What you have to do: Your task is to repeat the listing exactly.

☆ ☆ ☆ ☆ ☆ ☆ ☆

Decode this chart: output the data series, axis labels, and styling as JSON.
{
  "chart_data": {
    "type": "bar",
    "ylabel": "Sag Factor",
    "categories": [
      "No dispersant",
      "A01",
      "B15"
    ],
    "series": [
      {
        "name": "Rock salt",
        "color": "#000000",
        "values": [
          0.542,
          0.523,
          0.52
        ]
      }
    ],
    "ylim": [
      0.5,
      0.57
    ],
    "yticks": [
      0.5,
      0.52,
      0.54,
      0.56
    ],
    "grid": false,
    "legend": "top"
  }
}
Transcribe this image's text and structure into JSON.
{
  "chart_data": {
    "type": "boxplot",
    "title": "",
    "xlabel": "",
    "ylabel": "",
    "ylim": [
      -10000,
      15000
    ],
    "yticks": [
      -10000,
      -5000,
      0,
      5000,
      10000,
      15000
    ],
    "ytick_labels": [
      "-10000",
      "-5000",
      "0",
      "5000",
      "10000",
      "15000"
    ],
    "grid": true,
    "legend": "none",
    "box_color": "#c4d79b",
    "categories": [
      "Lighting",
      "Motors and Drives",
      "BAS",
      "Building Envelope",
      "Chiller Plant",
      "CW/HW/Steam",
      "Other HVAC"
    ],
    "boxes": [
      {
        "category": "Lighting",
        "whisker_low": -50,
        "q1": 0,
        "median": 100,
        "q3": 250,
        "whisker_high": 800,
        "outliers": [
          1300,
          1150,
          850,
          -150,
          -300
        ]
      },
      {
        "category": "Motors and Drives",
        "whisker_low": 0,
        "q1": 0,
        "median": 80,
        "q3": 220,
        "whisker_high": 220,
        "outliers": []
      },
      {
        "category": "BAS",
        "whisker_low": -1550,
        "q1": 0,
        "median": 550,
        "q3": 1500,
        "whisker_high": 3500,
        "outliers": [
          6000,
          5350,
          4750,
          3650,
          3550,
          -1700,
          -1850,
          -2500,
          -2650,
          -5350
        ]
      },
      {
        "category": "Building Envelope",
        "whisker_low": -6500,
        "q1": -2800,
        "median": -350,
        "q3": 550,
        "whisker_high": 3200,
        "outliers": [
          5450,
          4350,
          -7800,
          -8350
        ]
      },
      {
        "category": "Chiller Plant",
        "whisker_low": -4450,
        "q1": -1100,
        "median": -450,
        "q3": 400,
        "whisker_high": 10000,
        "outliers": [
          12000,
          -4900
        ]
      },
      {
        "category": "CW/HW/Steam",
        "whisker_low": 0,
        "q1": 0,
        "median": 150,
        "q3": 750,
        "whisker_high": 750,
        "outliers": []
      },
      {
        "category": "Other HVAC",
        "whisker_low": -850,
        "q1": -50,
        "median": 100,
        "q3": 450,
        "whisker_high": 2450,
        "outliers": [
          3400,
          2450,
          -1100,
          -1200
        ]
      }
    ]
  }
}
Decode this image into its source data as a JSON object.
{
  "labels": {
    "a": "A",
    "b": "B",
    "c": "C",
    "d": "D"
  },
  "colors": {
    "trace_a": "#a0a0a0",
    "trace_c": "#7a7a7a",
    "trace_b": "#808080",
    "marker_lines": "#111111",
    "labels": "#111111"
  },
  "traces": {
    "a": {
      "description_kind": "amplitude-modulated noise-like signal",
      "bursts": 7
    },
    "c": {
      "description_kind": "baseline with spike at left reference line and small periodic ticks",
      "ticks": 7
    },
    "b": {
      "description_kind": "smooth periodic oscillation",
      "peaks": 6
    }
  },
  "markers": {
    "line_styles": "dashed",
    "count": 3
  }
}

☆ ☆ ☆ ☆ ☆ ☆ ☆

Response for this exercise:
Decode this chart: output the data series, axis labels, and styling as JSON.
{
  "chart_data": {
    "type": "bar",
    "ylabel": "Sag Factor",
    "categories": [
      "No dispersant",
      "A01",
      "B15"
    ],
    "series": [
      {
        "name": "Rock salt",
        "color": "#000000",
        "values": [
          0.542,
          0.523,
          0.52
        ]
      }
    ],
    "ylim": [
      0.5,
      0.57
    ],
    "yticks": [
      0.5,
      0.52,
      0.54,
      0.56
    ],
    "grid": false,
    "legend": "top"
  }
}
Transcribe this image's text and structure into JSON.
{
  "chart_data": {
    "type": "boxplot",
    "title": "",
    "xlabel": "",
    "ylabel": "",
    "ylim": [
      -10000,
      15000
    ],
    "yticks": [
      -10000,
      -5000,
      0,
      5000,
      10000,
      15000
    ],
    "ytick_labels": [
      "-10000",
      "-5000",
      "0",
      "5000",
      "10000",
      "15000"
    ],
    "grid": true,
    "legend": "none",
    "box_color": "#c4d79b",
    "categories": [
      "Lighting",
      "Motors and Drives",
      "BAS",
      "Building Envelope",
      "Chiller Plant",
      "CW/HW/Steam",
      "Other HVAC"
    ],
    "boxes": [
      {
        "category": "Lighting",
        "whisker_low": -50,
        "q1": 0,
        "median": 100,
        "q3": 250,
        "whisker_high": 800,
        "outliers": [
          1300,
          1150,
          850,
          -150,
          -300
        ]
      },
      {
        "category": "Motors and Drives",
        "whisker_low": 0,
        "q1": 0,
        "median": 80,
        "q3": 220,
        "whisker_high": 220,
        "outliers": []
      },
      {
        "category": "BAS",
        "whisker_low": -1550,
        "q1": 0,
        "median": 550,
        "q3": 1500,
        "whisker_high": 3500,
        "outliers": [
          6000,
          5350,
          4750,
          3650,
          3550,
          -1700,
          -1850,
          -2500,
          -2650,
          -5350
        ]
      },
      {
        "category": "Building Envelope",
        "whisker_low": -6500,
        "q1": -2800,
        "median": -350,
        "q3": 550,
        "whisker_high": 3200,
        "outliers": [
          5450,
          4350,
          -7800,
          -8350
        ]
      },
      {
        "category": "Chiller Plant",
        "whisker_low": -4450,
        "q1": -1100,
        "median": -450,
        "q3": 400,
        "whisker_high": 10000,
        "outliers": [
          12000,
          -4900
        ]
      },
      {
        "category": "CW/HW/Steam",
        "whisker_low": 0,
        "q1": 0,
        "median": 150,
        "q3": 750,
        "whisker_high": 750,
        "outliers": []
      },
      {
        "category": "Other HVAC",
        "whisker_low": -850,
        "q1": -50,
        "median": 100,
        "q3": 450,
        "whisker_high": 2450,
        "outliers": [
          3400,
          2450,
          -1100,
          -1200
        ]
      }
    ]
  }
}
Decode this image into its source data as a JSON object.
{
  "labels": {
    "a": "A",
    "b": "B",
    "c": "C",
    "d": "D"
  },
  "colors": {
    "trace_a": "#a0a0a0",
    "trace_c": "#7a7a7a",
    "trace_b": "#808080",
    "marker_lines": "#111111",
    "labels": "#111111"
  },
  "traces": {
    "a": {
      "description_kind": "amplitude-modulated noise-like signal",
      "bursts": 7
    },
    "c": {
      "description_kind": "baseline with spike at left reference line and small periodic ticks",
      "ticks": 7
    },
    "b": {
      "description_kind": "smooth periodic oscillation",
      "peaks": 6
    }
  },
  "markers": {
    "line_styles": "dashed",
    "count": 3
  }
}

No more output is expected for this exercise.